▶ Activity: Nothing in the records should change; write them all out exactly.

━━━━━━━━━━━━━━━━

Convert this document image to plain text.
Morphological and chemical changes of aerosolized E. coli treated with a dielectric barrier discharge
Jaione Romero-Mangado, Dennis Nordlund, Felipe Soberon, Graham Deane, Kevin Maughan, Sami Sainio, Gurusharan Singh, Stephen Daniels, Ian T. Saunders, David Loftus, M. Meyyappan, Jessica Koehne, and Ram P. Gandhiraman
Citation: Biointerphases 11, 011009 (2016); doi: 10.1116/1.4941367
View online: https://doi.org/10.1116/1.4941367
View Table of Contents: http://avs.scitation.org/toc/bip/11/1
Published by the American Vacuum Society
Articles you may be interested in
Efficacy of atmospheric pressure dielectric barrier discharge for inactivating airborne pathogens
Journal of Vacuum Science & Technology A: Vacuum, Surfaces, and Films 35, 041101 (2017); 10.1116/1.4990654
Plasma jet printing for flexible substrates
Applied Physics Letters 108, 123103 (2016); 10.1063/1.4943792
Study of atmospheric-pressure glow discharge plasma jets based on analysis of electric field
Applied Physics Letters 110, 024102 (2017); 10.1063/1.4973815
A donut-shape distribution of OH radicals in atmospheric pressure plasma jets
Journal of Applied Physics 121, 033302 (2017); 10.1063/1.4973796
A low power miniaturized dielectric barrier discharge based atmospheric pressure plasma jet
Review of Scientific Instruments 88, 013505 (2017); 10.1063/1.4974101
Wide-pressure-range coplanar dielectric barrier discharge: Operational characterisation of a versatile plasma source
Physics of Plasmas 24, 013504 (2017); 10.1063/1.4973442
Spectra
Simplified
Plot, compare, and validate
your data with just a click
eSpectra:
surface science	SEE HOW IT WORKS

━━━━━━━━━━━━━━━━

▶ Answer for this exercise:
Convert this document image to plain text.
Morphological and chemical changes of aerosolized E. coli treated with a dielectric barrier discharge
Jaione Romero-Mangado, Dennis Nordlund, Felipe Soberon, Graham Deane, Kevin Maughan, Sami Sainio, Gurusharan Singh, Stephen Daniels, Ian T. Saunders, David Loftus, M. Meyyappan, Jessica Koehne, and Ram P. Gandhiraman
Citation: Biointerphases 11, 011009 (2016); doi: 10.1116/1.4941367
View online: https://doi.org/10.1116/1.4941367
View Table of Contents: http://avs.scitation.org/toc/bip/11/1
Published by the American Vacuum Society
Articles you may be interested in
Efficacy of atmospheric pressure dielectric barrier discharge for inactivating airborne pathogens
Journal of Vacuum Science & Technology A: Vacuum, Surfaces, and Films 35, 041101 (2017); 10.1116/1.4990654
Plasma jet printing for flexible substrates
Applied Physics Letters 108, 123103 (2016); 10.1063/1.4943792
Study of atmospheric-pressure glow discharge plasma jets based on analysis of electric field
Applied Physics Letters 110, 024102 (2017); 10.1063/1.4973815
A donut-shape distribution of OH radicals in atmospheric pressure plasma jets
Journal of Applied Physics 121, 033302 (2017); 10.1063/1.4973796
A low power miniaturized dielectric barrier discharge based atmospheric pressure plasma jet
Review of Scientific Instruments 88, 013505 (2017); 10.1063/1.4974101
Wide-pressure-range coplanar dielectric barrier discharge: Operational characterisation of a versatile plasma source
Physics of Plasmas 24, 013504 (2017); 10.1063/1.4973442
Spectra
Simplified
Plot, compare, and validate
your data with just a click
eSpectra:
surface science	SEE HOW IT WORKS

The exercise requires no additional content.